**Your goal**
The entries need to be copied exactly.

### Data ###

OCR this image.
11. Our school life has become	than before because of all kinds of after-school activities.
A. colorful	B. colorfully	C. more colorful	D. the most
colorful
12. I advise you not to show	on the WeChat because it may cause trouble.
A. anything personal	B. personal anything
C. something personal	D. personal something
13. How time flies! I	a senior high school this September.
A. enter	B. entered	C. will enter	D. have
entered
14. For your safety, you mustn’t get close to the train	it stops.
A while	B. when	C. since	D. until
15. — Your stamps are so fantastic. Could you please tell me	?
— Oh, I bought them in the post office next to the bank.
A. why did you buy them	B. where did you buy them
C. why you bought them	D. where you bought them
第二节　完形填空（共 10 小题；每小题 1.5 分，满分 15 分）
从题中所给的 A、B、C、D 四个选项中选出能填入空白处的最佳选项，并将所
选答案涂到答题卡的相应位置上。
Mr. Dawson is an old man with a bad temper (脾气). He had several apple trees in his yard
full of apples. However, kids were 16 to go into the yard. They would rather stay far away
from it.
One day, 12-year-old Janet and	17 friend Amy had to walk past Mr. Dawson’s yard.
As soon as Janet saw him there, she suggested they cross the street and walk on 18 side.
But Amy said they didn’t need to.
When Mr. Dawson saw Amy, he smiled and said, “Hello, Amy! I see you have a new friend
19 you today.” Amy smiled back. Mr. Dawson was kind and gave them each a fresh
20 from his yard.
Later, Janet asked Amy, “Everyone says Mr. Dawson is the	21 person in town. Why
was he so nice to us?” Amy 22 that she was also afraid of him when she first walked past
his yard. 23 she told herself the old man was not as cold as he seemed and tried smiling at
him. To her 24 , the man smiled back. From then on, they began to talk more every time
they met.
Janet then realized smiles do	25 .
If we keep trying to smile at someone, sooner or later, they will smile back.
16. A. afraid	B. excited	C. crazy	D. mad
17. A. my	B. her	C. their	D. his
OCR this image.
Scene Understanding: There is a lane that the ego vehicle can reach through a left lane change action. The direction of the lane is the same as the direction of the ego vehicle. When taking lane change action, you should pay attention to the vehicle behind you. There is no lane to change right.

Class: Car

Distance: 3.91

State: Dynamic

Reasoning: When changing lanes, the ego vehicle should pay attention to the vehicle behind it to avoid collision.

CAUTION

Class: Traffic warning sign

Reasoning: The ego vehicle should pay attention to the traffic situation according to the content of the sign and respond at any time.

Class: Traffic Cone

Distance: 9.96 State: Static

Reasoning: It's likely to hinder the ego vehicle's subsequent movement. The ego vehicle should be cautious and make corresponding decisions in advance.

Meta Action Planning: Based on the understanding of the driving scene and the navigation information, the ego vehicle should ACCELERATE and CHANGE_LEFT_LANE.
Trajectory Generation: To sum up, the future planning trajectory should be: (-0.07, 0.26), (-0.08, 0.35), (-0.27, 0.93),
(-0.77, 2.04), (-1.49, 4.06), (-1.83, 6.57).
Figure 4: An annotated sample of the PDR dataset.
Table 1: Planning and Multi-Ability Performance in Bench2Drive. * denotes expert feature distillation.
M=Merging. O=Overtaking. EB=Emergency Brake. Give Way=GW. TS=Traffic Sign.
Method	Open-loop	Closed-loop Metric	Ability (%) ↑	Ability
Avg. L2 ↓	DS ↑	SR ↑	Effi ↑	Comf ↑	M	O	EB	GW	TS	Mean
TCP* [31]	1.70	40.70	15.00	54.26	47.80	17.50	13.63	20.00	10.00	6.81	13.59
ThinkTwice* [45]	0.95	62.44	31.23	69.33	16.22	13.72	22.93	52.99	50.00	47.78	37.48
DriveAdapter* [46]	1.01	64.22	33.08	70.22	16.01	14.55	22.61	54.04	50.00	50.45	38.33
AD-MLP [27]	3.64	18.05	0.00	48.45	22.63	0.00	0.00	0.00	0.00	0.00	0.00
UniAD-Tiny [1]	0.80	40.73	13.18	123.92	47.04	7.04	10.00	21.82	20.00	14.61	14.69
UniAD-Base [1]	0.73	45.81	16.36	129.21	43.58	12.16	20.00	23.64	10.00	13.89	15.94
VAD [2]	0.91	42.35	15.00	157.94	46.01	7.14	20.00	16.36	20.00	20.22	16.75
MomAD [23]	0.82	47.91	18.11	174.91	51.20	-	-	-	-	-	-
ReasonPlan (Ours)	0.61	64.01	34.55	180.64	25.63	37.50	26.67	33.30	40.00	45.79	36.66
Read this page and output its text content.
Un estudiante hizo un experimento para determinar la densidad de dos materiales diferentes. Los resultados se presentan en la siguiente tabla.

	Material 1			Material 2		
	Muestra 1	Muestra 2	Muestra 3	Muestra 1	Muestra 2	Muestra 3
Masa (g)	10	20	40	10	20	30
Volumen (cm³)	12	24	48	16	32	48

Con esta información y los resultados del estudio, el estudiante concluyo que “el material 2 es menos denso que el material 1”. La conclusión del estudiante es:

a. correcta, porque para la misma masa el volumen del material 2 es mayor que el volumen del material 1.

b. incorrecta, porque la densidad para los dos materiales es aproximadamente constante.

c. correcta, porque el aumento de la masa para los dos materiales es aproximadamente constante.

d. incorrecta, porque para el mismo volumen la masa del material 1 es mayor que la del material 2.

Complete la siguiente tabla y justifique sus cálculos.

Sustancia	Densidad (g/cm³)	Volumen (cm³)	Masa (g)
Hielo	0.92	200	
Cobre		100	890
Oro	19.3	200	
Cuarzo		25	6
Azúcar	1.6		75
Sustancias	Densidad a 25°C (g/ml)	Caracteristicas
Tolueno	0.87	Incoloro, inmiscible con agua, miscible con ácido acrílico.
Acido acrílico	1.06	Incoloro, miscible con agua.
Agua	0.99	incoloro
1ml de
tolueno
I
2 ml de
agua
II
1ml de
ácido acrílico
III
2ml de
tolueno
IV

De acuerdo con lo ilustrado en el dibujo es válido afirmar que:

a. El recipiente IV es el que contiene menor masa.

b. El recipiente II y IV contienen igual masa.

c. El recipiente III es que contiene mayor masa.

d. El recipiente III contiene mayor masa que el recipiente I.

###

**Output below**
OCR this image.
11. Our school life has become	than before because of all kinds of after-school activities.
A. colorful	B. colorfully	C. more colorful	D. the most
colorful
12. I advise you not to show	on the WeChat because it may cause trouble.
A. anything personal	B. personal anything
C. something personal	D. personal something
13. How time flies! I	a senior high school this September.
A. enter	B. entered	C. will enter	D. have
entered
14. For your safety, you mustn’t get close to the train	it stops.
A while	B. when	C. since	D. until
15. — Your stamps are so fantastic. Could you please tell me	?
— Oh, I bought them in the post office next to the bank.
A. why did you buy them	B. where did you buy them
C. why you bought them	D. where you bought them
第二节　完形填空（共 10 小题；每小题 1.5 分，满分 15 分）
从题中所给的 A、B、C、D 四个选项中选出能填入空白处的最佳选项，并将所
选答案涂到答题卡的相应位置上。
Mr. Dawson is an old man with a bad temper (脾气). He had several apple trees in his yard
full of apples. However, kids were 16 to go into the yard. They would rather stay far away
from it.
One day, 12-year-old Janet and	17 friend Amy had to walk past Mr. Dawson’s yard.
As soon as Janet saw him there, she suggested they cross the street and walk on 18 side.
But Amy said they didn’t need to.
When Mr. Dawson saw Amy, he smiled and said, “Hello, Amy! I see you have a new friend
19 you today.” Amy smiled back. Mr. Dawson was kind and gave them each a fresh
20 from his yard.
Later, Janet asked Amy, “Everyone says Mr. Dawson is the	21 person in town. Why
was he so nice to us?” Amy 22 that she was also afraid of him when she first walked past
his yard. 23 she told herself the old man was not as cold as he seemed and tried smiling at
him. To her 24 , the man smiled back. From then on, they began to talk more every time
they met.
Janet then realized smiles do	25 .
If we keep trying to smile at someone, sooner or later, they will smile back.
16. A. afraid	B. excited	C. crazy	D. mad
17. A. my	B. her	C. their	D. his
OCR this image.
Scene Understanding: There is a lane that the ego vehicle can reach through a left lane change action. The direction of the lane is the same as the direction of the ego vehicle. When taking lane change action, you should pay attention to the vehicle behind you. There is no lane to change right.

Class: Car

Distance: 3.91

State: Dynamic

Reasoning: When changing lanes, the ego vehicle should pay attention to the vehicle behind it to avoid collision.

CAUTION

Class: Traffic warning sign

Reasoning: The ego vehicle should pay attention to the traffic situation according to the content of the sign and respond at any time.

Class: Traffic Cone

Distance: 9.96 State: Static

Reasoning: It's likely to hinder the ego vehicle's subsequent movement. The ego vehicle should be cautious and make corresponding decisions in advance.

Meta Action Planning: Based on the understanding of the driving scene and the navigation information, the ego vehicle should ACCELERATE and CHANGE_LEFT_LANE.
Trajectory Generation: To sum up, the future planning trajectory should be: (-0.07, 0.26), (-0.08, 0.35), (-0.27, 0.93),
(-0.77, 2.04), (-1.49, 4.06), (-1.83, 6.57).
Figure 4: An annotated sample of the PDR dataset.
Table 1: Planning and Multi-Ability Performance in Bench2Drive. * denotes expert feature distillation.
M=Merging. O=Overtaking. EB=Emergency Brake. Give Way=GW. TS=Traffic Sign.
Method	Open-loop	Closed-loop Metric	Ability (%) ↑	Ability
Avg. L2 ↓	DS ↑	SR ↑	Effi ↑	Comf ↑	M	O	EB	GW	TS	Mean
TCP* [31]	1.70	40.70	15.00	54.26	47.80	17.50	13.63	20.00	10.00	6.81	13.59
ThinkTwice* [45]	0.95	62.44	31.23	69.33	16.22	13.72	22.93	52.99	50.00	47.78	37.48
DriveAdapter* [46]	1.01	64.22	33.08	70.22	16.01	14.55	22.61	54.04	50.00	50.45	38.33
AD-MLP [27]	3.64	18.05	0.00	48.45	22.63	0.00	0.00	0.00	0.00	0.00	0.00
UniAD-Tiny [1]	0.80	40.73	13.18	123.92	47.04	7.04	10.00	21.82	20.00	14.61	14.69
UniAD-Base [1]	0.73	45.81	16.36	129.21	43.58	12.16	20.00	23.64	10.00	13.89	15.94
VAD [2]	0.91	42.35	15.00	157.94	46.01	7.14	20.00	16.36	20.00	20.22	16.75
MomAD [23]	0.82	47.91	18.11	174.91	51.20	-	-	-	-	-	-
ReasonPlan (Ours)	0.61	64.01	34.55	180.64	25.63	37.50	26.67	33.30	40.00	45.79	36.66
Read this page and output its text content.
Un estudiante hizo un experimento para determinar la densidad de dos materiales diferentes. Los resultados se presentan en la siguiente tabla.

	Material 1			Material 2		
	Muestra 1	Muestra 2	Muestra 3	Muestra 1	Muestra 2	Muestra 3
Masa (g)	10	20	40	10	20	30
Volumen (cm³)	12	24	48	16	32	48

Con esta información y los resultados del estudio, el estudiante concluyo que “el material 2 es menos denso que el material 1”. La conclusión del estudiante es:

a. correcta, porque para la misma masa el volumen del material 2 es mayor que el volumen del material 1.

b. incorrecta, porque la densidad para los dos materiales es aproximadamente constante.

c. correcta, porque el aumento de la masa para los dos materiales es aproximadamente constante.

d. incorrecta, porque para el mismo volumen la masa del material 1 es mayor que la del material 2.

Complete la siguiente tabla y justifique sus cálculos.

Sustancia	Densidad (g/cm³)	Volumen (cm³)	Masa (g)
Hielo	0.92	200	
Cobre		100	890
Oro	19.3	200	
Cuarzo		25	6
Azúcar	1.6		75
Sustancias	Densidad a 25°C (g/ml)	Caracteristicas
Tolueno	0.87	Incoloro, inmiscible con agua, miscible con ácido acrílico.
Acido acrílico	1.06	Incoloro, miscible con agua.
Agua	0.99	incoloro
1ml de
tolueno
I
2 ml de
agua
II
1ml de
ácido acrílico
III
2ml de
tolueno
IV

De acuerdo con lo ilustrado en el dibujo es válido afirmar que:

a. El recipiente IV es el que contiene menor masa.

b. El recipiente II y IV contienen igual masa.

c. El recipiente III es que contiene mayor masa.

d. El recipiente III contiene mayor masa que el recipiente I.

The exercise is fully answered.